SHORT TASK —
From the entries below, tally how many lines contain "zużycia" and report only that figure.

[Items from a dataset]
◆ ◆ ◆ ◆ ◆
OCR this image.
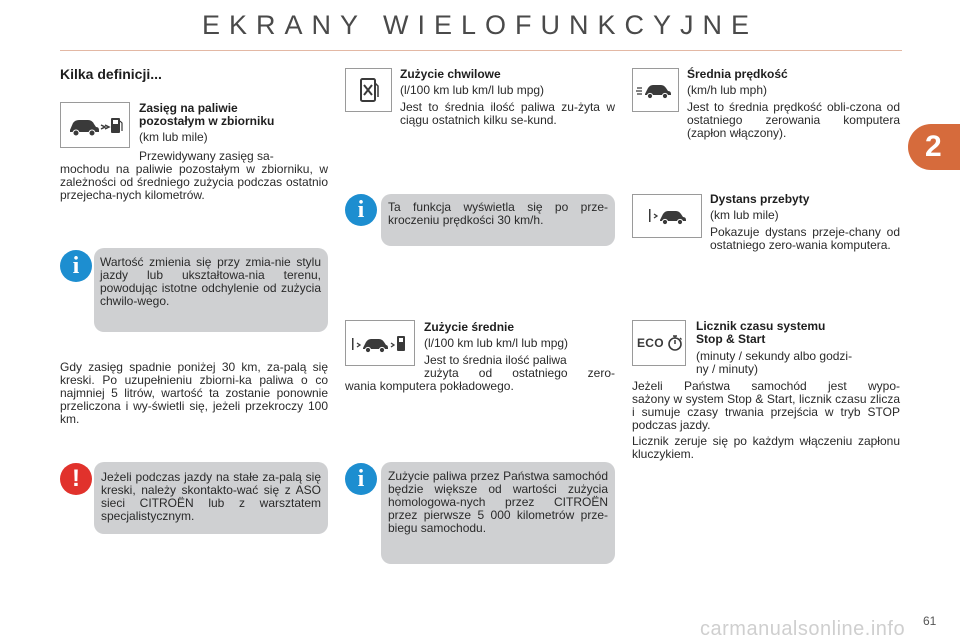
EKRANY WIELOFUNKCYJNE
2
Kilka definicji...
Zasięg na paliwie
pozostałym w zbiorniku
(km lub mile)
Przewidywany zasięg sa-
mochodu na paliwie pozostałym w zbiorniku, w zależności od średniego zużycia podczas ostatnio przejecha-nych kilometrów.
i	Wartość zmienia się przy zmia-nie stylu jazdy lub ukształtowa-nia terenu, powodując istotne odchylenie od zużycia chwilo-wego.
Gdy zasięg spadnie poniżej 30 km, za-palą się kreski. Po uzupełnieniu zbiorni-ka paliwa o co najmniej 5 litrów, wartość ta zostanie ponownie przeliczona i wy-świetli się, jeżeli przekroczy 100 km.
!	Jeżeli podczas jazdy na stałe za-palą się kreski, należy skontakto-wać się z ASO sieci CITROËN lub z warsztatem specjalistycznym.
Zużycie chwilowe
(l/100 km lub km/l lub mpg)
Jest to średnia ilość paliwa zu-żyta w ciągu ostatnich kilku se-kund.
i	Ta funkcja wyświetla się po prze-kroczeniu prędkości 30 km/h.
Zużycie średnie
(l/100 km lub km/l lub mpg)
Jest to średnia ilość paliwa
zużyta od ostatniego zero-
wania komputera pokładowego.
i	Zużycie paliwa przez Państwa samochód będzie większe od wartości zużycia homologowa-nych przez CITROËN przez pierwsze 5 000 kilometrów prze-biegu samochodu.
Średnia prędkość
(km/h lub mph)
Jest to średnia prędkość obli-czona od ostatniego zerowania komputera (zapłon włączony).
Dystans przebyty
(km lub mile)
Pokazuje dystans przeje-chany od ostatniego zero-wania komputera.
ECO
Licznik czasu systemu
Stop & Start
(minuty / sekundy albo godzi-
ny / minuty)
Jeżeli Państwa samochód jest wypo-
sażony w system Stop & Start, licznik czasu zlicza i sumuje czasy trwania przejścia w tryb STOP podczas jazdy.
Licznik zeruje się po każdym włączeniu zapłonu kluczykiem.
carmanualsonline.info 61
◆ ◆ ◆ ◆ ◆
CORRECT RESPONSE —
3